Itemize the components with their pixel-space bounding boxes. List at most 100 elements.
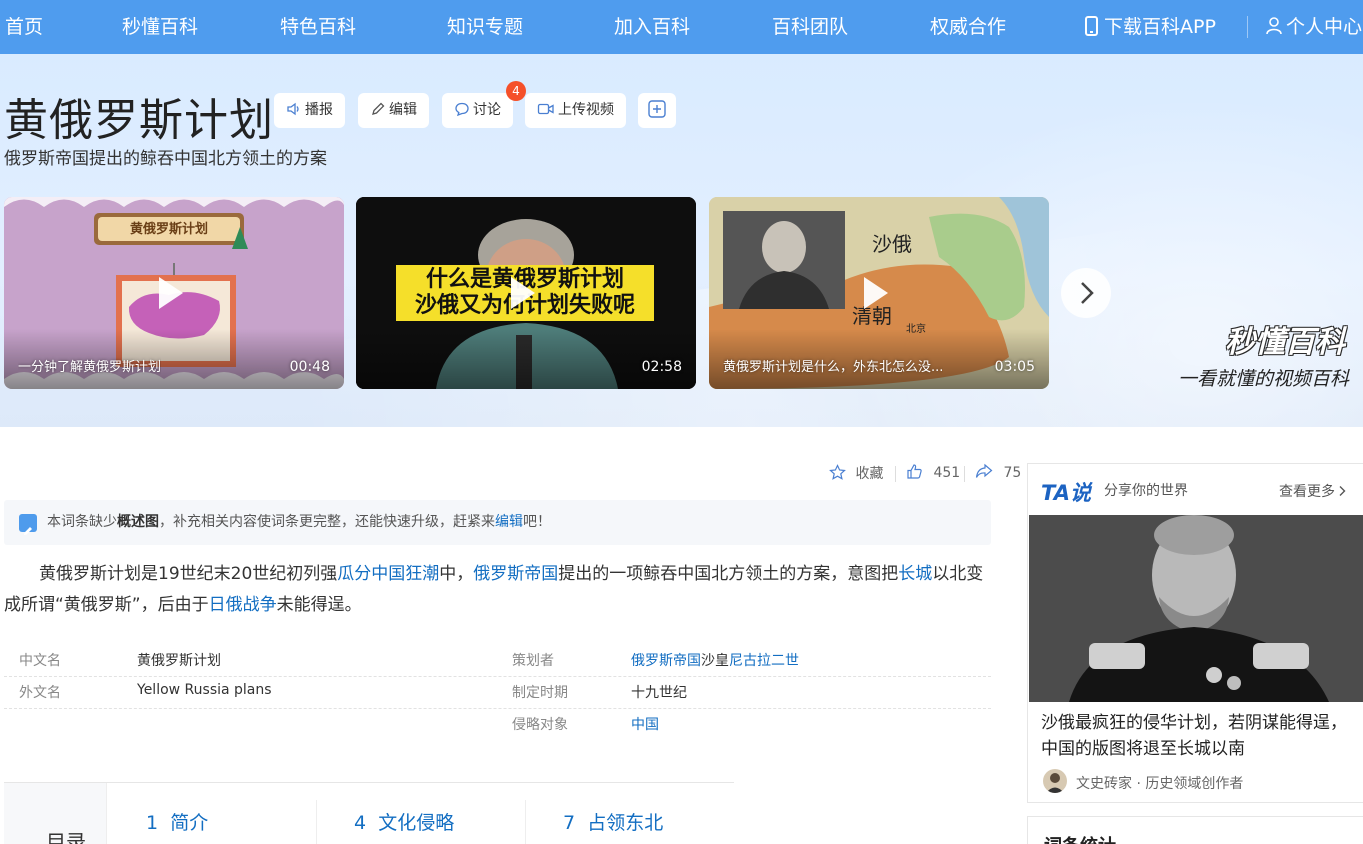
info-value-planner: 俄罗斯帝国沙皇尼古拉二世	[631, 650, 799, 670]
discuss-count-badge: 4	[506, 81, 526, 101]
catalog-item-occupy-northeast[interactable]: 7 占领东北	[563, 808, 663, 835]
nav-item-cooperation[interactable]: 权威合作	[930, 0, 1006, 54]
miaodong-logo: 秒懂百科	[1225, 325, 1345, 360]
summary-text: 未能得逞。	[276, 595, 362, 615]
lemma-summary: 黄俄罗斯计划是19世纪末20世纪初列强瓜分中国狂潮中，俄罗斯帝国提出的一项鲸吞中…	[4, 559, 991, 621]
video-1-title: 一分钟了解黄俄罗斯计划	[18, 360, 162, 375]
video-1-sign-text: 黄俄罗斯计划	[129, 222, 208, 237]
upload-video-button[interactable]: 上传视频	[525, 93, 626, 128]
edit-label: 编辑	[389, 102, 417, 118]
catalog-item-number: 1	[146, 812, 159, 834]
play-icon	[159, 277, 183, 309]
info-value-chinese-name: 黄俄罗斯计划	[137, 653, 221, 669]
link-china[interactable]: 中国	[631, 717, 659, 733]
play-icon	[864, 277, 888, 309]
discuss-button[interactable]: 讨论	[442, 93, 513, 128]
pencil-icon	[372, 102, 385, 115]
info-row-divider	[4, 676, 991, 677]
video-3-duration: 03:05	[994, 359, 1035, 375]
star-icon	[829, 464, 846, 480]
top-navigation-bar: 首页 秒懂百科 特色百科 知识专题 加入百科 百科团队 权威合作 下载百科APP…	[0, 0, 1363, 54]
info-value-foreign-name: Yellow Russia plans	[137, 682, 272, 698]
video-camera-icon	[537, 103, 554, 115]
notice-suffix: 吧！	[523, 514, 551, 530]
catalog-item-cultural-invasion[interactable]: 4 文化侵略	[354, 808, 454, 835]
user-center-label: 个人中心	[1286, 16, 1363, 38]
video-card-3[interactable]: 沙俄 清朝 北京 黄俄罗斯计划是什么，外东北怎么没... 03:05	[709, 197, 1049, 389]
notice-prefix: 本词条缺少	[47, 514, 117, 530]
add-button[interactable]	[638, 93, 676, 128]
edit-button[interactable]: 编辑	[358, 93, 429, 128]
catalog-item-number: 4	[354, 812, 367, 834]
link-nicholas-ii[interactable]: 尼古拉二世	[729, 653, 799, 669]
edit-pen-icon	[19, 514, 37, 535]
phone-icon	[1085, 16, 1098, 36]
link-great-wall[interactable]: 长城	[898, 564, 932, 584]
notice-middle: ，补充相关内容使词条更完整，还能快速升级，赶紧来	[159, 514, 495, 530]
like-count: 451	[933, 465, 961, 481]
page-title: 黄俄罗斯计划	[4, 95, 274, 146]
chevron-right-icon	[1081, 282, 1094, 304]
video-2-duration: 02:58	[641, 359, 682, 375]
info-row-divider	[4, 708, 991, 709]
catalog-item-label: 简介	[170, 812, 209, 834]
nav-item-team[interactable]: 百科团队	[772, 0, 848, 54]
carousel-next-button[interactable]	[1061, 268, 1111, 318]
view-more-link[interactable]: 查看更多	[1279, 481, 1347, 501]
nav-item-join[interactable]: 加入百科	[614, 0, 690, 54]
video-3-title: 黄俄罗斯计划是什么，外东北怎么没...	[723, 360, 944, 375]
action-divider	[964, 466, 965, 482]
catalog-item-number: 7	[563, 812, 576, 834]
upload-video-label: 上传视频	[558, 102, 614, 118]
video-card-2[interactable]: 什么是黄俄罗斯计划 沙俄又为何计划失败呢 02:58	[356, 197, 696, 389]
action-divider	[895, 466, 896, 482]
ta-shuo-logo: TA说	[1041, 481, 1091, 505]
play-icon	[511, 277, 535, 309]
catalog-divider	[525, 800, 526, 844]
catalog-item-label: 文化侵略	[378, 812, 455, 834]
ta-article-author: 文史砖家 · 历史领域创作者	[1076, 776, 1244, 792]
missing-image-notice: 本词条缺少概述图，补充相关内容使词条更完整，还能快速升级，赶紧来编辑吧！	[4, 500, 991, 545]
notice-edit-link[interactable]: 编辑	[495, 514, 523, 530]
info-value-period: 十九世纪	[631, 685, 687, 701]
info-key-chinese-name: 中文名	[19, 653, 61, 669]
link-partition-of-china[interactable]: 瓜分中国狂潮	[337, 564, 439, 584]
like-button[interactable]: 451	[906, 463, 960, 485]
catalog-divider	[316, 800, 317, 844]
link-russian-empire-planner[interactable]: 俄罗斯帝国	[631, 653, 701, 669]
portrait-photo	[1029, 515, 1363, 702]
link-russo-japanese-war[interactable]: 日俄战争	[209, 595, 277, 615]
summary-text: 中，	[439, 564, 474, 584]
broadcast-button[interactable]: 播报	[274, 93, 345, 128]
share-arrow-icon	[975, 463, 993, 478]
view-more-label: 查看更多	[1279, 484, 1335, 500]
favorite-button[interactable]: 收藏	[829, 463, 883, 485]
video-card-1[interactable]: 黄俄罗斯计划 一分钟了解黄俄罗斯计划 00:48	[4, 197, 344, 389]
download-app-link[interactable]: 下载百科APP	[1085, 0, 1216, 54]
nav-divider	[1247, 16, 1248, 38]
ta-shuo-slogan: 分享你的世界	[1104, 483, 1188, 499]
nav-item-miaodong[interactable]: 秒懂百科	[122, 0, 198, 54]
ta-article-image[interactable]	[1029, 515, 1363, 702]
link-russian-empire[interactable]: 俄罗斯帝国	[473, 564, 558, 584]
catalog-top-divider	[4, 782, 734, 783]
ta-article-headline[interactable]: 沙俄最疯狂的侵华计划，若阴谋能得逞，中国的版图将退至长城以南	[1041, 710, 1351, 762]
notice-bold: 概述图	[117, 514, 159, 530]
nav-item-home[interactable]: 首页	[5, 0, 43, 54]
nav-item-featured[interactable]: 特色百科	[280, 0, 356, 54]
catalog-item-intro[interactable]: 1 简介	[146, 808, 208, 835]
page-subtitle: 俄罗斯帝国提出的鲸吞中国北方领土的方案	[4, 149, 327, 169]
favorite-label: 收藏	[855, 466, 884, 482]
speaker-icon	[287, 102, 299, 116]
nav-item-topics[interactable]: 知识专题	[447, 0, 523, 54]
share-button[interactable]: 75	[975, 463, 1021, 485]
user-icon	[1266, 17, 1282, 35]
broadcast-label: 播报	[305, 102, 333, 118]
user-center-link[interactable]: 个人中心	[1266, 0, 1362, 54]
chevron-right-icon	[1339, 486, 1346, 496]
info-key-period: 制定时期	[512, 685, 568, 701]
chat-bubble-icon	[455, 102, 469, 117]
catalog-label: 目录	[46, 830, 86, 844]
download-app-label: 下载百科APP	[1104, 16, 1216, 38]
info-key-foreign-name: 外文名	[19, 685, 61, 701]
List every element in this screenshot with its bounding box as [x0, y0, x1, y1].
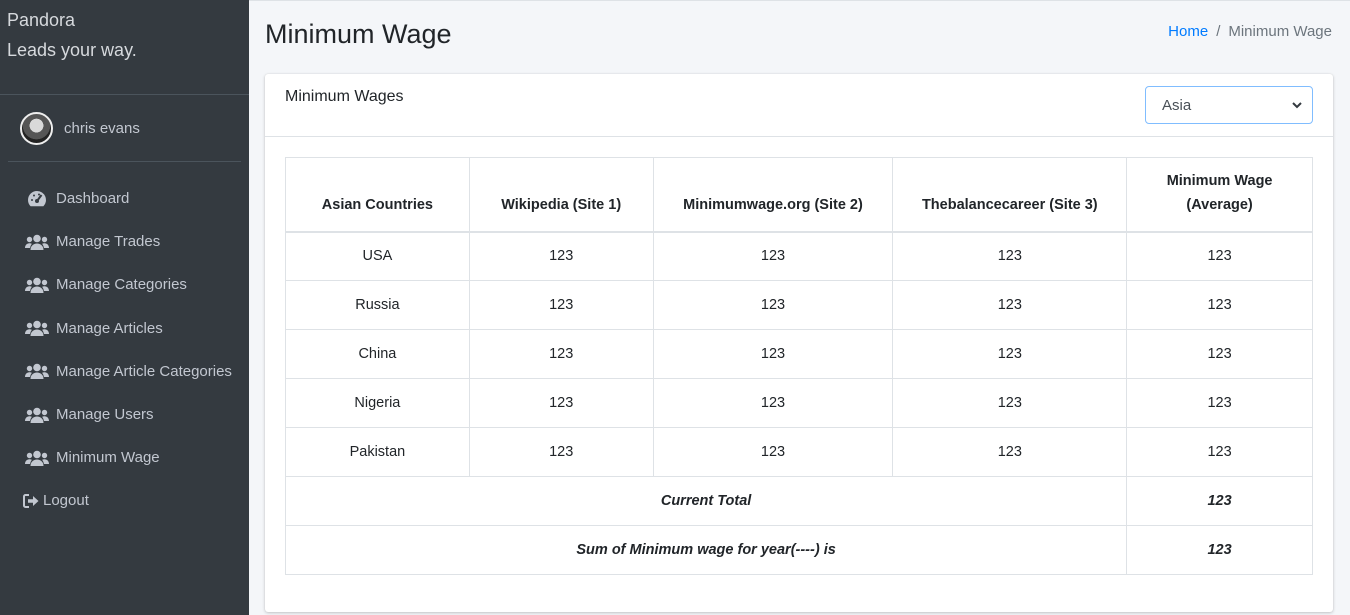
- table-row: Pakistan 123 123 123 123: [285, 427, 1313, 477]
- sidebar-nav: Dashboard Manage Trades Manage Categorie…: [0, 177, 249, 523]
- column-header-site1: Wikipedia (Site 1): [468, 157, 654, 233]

• **WHAT THE EXERCISE ASKS**: Please repeat all of the rows above word for word, and leave the pictures out of your answer.

• **FINAL RESULT**:
Itemize the components with their pixel-space bounding boxes. List at most 100 elements.
info-value-planner: 俄罗斯帝国沙皇尼古拉二世	[631, 650, 799, 670]
discuss-count-badge: 4	[506, 81, 526, 101]
catalog-item-occupy-northeast[interactable]: 7 占领东北	[563, 808, 663, 835]
nav-item-cooperation[interactable]: 权威合作	[930, 0, 1006, 54]
miaodong-logo: 秒懂百科	[1225, 325, 1345, 360]
summary-text: 未能得逞。	[276, 595, 362, 615]
lemma-summary: 黄俄罗斯计划是19世纪末20世纪初列强瓜分中国狂潮中，俄罗斯帝国提出的一项鲸吞中…	[4, 559, 991, 621]
video-1-title: 一分钟了解黄俄罗斯计划	[18, 360, 162, 375]
video-1-sign-text: 黄俄罗斯计划	[129, 222, 208, 237]
upload-video-button[interactable]: 上传视频	[525, 93, 626, 128]
edit-label: 编辑	[389, 102, 417, 118]
catalog-item-number: 1	[146, 812, 159, 834]
play-icon	[159, 277, 183, 309]
info-value-chinese-name: 黄俄罗斯计划	[137, 653, 221, 669]
link-china[interactable]: 中国	[631, 717, 659, 733]
play-icon	[864, 277, 888, 309]
discuss-button[interactable]: 讨论	[442, 93, 513, 128]
pencil-icon	[372, 102, 385, 115]
info-row-divider	[4, 676, 991, 677]
video-3-duration: 03:05	[994, 359, 1035, 375]
star-icon	[829, 464, 846, 480]
top-navigation-bar: 首页 秒懂百科 特色百科 知识专题 加入百科 百科团队 权威合作 下载百科APP…	[0, 0, 1363, 54]
info-value-foreign-name: Yellow Russia plans	[137, 682, 272, 698]
video-camera-icon	[537, 103, 554, 115]
notice-suffix: 吧！	[523, 514, 551, 530]
catalog-item-cultural-invasion[interactable]: 4 文化侵略	[354, 808, 454, 835]
user-center-label: 个人中心	[1286, 16, 1363, 38]
video-card-3[interactable]: 沙俄 清朝 北京 黄俄罗斯计划是什么，外东北怎么没... 03:05	[709, 197, 1049, 389]
notice-prefix: 本词条缺少	[47, 514, 117, 530]
add-button[interactable]	[638, 93, 676, 128]
edit-button[interactable]: 编辑	[358, 93, 429, 128]
catalog-item-number: 4	[354, 812, 367, 834]
link-nicholas-ii[interactable]: 尼古拉二世	[729, 653, 799, 669]
edit-pen-icon	[19, 514, 37, 535]
phone-icon	[1085, 16, 1098, 36]
link-great-wall[interactable]: 长城	[898, 564, 932, 584]
notice-middle: ，补充相关内容使词条更完整，还能快速升级，赶紧来	[159, 514, 495, 530]
like-count: 451	[933, 465, 961, 481]
page-title: 黄俄罗斯计划	[4, 95, 274, 146]
chevron-right-icon	[1081, 282, 1094, 304]
video-2-duration: 02:58	[641, 359, 682, 375]
info-row-divider	[4, 708, 991, 709]
catalog-item-label: 简介	[170, 812, 209, 834]
nav-item-team[interactable]: 百科团队	[772, 0, 848, 54]
carousel-next-button[interactable]	[1061, 268, 1111, 318]
view-more-link[interactable]: 查看更多	[1279, 481, 1347, 501]
nav-item-join[interactable]: 加入百科	[614, 0, 690, 54]
video-3-title: 黄俄罗斯计划是什么，外东北怎么没...	[723, 360, 944, 375]
action-divider	[964, 466, 965, 482]
catalog-item-number: 7	[563, 812, 576, 834]
upload-video-label: 上传视频	[558, 102, 614, 118]
video-card-2[interactable]: 什么是黄俄罗斯计划 沙俄又为何计划失败呢 02:58	[356, 197, 696, 389]
action-divider	[895, 466, 896, 482]
ta-shuo-logo: TA说	[1041, 481, 1091, 505]
play-icon	[511, 277, 535, 309]
catalog-divider	[525, 800, 526, 844]
catalog-item-label: 文化侵略	[378, 812, 455, 834]
ta-article-author: 文史砖家 · 历史领域创作者	[1076, 776, 1244, 792]
missing-image-notice: 本词条缺少概述图，补充相关内容使词条更完整，还能快速升级，赶紧来编辑吧！	[4, 500, 991, 545]
notice-edit-link[interactable]: 编辑	[495, 514, 523, 530]
info-value-period: 十九世纪	[631, 685, 687, 701]
info-key-chinese-name: 中文名	[19, 653, 61, 669]
link-partition-of-china[interactable]: 瓜分中国狂潮	[337, 564, 439, 584]
like-button[interactable]: 451	[906, 463, 960, 485]
catalog-divider	[316, 800, 317, 844]
link-russian-empire-planner[interactable]: 俄罗斯帝国	[631, 653, 701, 669]
portrait-photo	[1029, 515, 1363, 702]
link-russo-japanese-war[interactable]: 日俄战争	[209, 595, 277, 615]
summary-text: 中，	[439, 564, 474, 584]
broadcast-button[interactable]: 播报	[274, 93, 345, 128]
share-arrow-icon	[975, 463, 993, 478]
view-more-label: 查看更多	[1279, 484, 1335, 500]
favorite-button[interactable]: 收藏	[829, 463, 883, 485]
video-card-1[interactable]: 黄俄罗斯计划 一分钟了解黄俄罗斯计划 00:48	[4, 197, 344, 389]
download-app-link[interactable]: 下载百科APP	[1085, 0, 1216, 54]
nav-divider	[1247, 16, 1248, 38]
ta-shuo-slogan: 分享你的世界	[1104, 483, 1188, 499]
nav-item-miaodong[interactable]: 秒懂百科	[122, 0, 198, 54]
ta-article-image[interactable]	[1029, 515, 1363, 702]
link-russian-empire[interactable]: 俄罗斯帝国	[473, 564, 558, 584]
catalog-top-divider	[4, 782, 734, 783]
ta-article-headline[interactable]: 沙俄最疯狂的侵华计划，若阴谋能得逞，中国的版图将退至长城以南	[1041, 710, 1351, 762]
notice-bold: 概述图	[117, 514, 159, 530]
nav-item-home[interactable]: 首页	[5, 0, 43, 54]
nav-item-featured[interactable]: 特色百科	[280, 0, 356, 54]
catalog-item-intro[interactable]: 1 简介	[146, 808, 208, 835]
page-subtitle: 俄罗斯帝国提出的鲸吞中国北方领土的方案	[4, 149, 327, 169]
favorite-label: 收藏	[855, 466, 884, 482]
speaker-icon	[287, 102, 299, 116]
nav-item-topics[interactable]: 知识专题	[447, 0, 523, 54]
share-button[interactable]: 75	[975, 463, 1021, 485]
user-icon	[1266, 17, 1282, 35]
broadcast-label: 播报	[305, 102, 333, 118]
user-center-link[interactable]: 个人中心	[1266, 0, 1362, 54]
chevron-right-icon	[1339, 486, 1346, 496]
info-key-period: 制定时期	[512, 685, 568, 701]
chat-bubble-icon	[455, 102, 469, 117]
catalog-label: 目录	[46, 830, 86, 844]
download-app-label: 下载百科APP	[1104, 16, 1216, 38]
info-key-foreign-name: 外文名	[19, 685, 61, 701]
List every element in this screenshot with its bounding box as [x0, y0, x1, y1].
- table-row: Pakistan 123 123 123 123: [285, 427, 1313, 477]
- sidebar-nav: Dashboard Manage Trades Manage Categorie…: [0, 177, 249, 523]
- column-header-site1: Wikipedia (Site 1): [468, 157, 654, 233]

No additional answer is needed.